Input rows
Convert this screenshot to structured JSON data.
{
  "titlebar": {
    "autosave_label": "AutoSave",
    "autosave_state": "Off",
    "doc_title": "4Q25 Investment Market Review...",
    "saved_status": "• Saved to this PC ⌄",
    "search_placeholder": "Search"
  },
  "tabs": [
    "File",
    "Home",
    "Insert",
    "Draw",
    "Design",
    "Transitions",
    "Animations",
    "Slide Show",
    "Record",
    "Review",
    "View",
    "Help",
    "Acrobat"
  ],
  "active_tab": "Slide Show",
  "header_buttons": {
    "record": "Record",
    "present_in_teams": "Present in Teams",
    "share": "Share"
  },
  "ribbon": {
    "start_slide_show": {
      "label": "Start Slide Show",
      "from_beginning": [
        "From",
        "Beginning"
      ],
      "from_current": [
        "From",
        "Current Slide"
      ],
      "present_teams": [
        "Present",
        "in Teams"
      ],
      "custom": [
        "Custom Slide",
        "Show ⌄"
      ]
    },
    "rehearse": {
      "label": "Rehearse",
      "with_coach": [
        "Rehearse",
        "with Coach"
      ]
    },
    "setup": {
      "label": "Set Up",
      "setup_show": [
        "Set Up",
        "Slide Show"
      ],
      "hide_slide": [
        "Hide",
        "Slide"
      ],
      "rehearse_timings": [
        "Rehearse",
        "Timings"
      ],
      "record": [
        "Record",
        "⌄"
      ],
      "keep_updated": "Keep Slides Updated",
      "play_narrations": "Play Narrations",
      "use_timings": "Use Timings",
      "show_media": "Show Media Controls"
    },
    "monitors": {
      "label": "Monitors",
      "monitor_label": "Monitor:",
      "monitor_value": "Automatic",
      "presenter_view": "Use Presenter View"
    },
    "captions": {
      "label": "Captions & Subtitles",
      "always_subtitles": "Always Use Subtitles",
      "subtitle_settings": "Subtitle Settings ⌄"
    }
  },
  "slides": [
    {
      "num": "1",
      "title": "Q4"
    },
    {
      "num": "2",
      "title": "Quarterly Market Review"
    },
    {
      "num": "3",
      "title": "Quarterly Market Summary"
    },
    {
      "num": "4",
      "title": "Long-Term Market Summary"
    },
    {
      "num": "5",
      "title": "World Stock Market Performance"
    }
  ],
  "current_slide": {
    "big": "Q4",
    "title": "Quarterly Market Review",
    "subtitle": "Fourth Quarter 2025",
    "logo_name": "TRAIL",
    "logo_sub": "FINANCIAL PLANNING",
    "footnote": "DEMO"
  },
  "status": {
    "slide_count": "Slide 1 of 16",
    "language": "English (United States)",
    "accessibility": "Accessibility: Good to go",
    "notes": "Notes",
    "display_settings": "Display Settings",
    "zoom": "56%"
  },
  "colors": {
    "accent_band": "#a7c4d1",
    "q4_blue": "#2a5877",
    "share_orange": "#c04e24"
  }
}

Required work
Write the listing out again, exactly as shown above.

Full response
Convert this screenshot to structured JSON data.
{
  "titlebar": {
    "autosave_label": "AutoSave",
    "autosave_state": "Off",
    "doc_title": "4Q25 Investment Market Review...",
    "saved_status": "• Saved to this PC ⌄",
    "search_placeholder": "Search"
  },
  "tabs": [
    "File",
    "Home",
    "Insert",
    "Draw",
    "Design",
    "Transitions",
    "Animations",
    "Slide Show",
    "Record",
    "Review",
    "View",
    "Help",
    "Acrobat"
  ],
  "active_tab": "Slide Show",
  "header_buttons": {
    "record": "Record",
    "present_in_teams": "Present in Teams",
    "share": "Share"
  },
  "ribbon": {
    "start_slide_show": {
      "label": "Start Slide Show",
      "from_beginning": [
        "From",
        "Beginning"
      ],
      "from_current": [
        "From",
        "Current Slide"
      ],
      "present_teams": [
        "Present",
        "in Teams"
      ],
      "custom": [
        "Custom Slide",
        "Show ⌄"
      ]
    },
    "rehearse": {
      "label": "Rehearse",
      "with_coach": [
        "Rehearse",
        "with Coach"
      ]
    },
    "setup": {
      "label": "Set Up",
      "setup_show": [
        "Set Up",
        "Slide Show"
      ],
      "hide_slide": [
        "Hide",
        "Slide"
      ],
      "rehearse_timings": [
        "Rehearse",
        "Timings"
      ],
      "record": [
        "Record",
        "⌄"
      ],
      "keep_updated": "Keep Slides Updated",
      "play_narrations": "Play Narrations",
      "use_timings": "Use Timings",
      "show_media": "Show Media Controls"
    },
    "monitors": {
      "label": "Monitors",
      "monitor_label": "Monitor:",
      "monitor_value": "Automatic",
      "presenter_view": "Use Presenter View"
    },
    "captions": {
      "label": "Captions & Subtitles",
      "always_subtitles": "Always Use Subtitles",
      "subtitle_settings": "Subtitle Settings ⌄"
    }
  },
  "slides": [
    {
      "num": "1",
      "title": "Q4"
    },
    {
      "num": "2",
      "title": "Quarterly Market Review"
    },
    {
      "num": "3",
      "title": "Quarterly Market Summary"
    },
    {
      "num": "4",
      "title": "Long-Term Market Summary"
    },
    {
      "num": "5",
      "title": "World Stock Market Performance"
    }
  ],
  "current_slide": {
    "big": "Q4",
    "title": "Quarterly Market Review",
    "subtitle": "Fourth Quarter 2025",
    "logo_name": "TRAIL",
    "logo_sub": "FINANCIAL PLANNING",
    "footnote": "DEMO"
  },
  "status": {
    "slide_count": "Slide 1 of 16",
    "language": "English (United States)",
    "accessibility": "Accessibility: Good to go",
    "notes": "Notes",
    "display_settings": "Display Settings",
    "zoom": "56%"
  },
  "colors": {
    "accent_band": "#a7c4d1",
    "q4_blue": "#2a5877",
    "share_orange": "#c04e24"
  }
}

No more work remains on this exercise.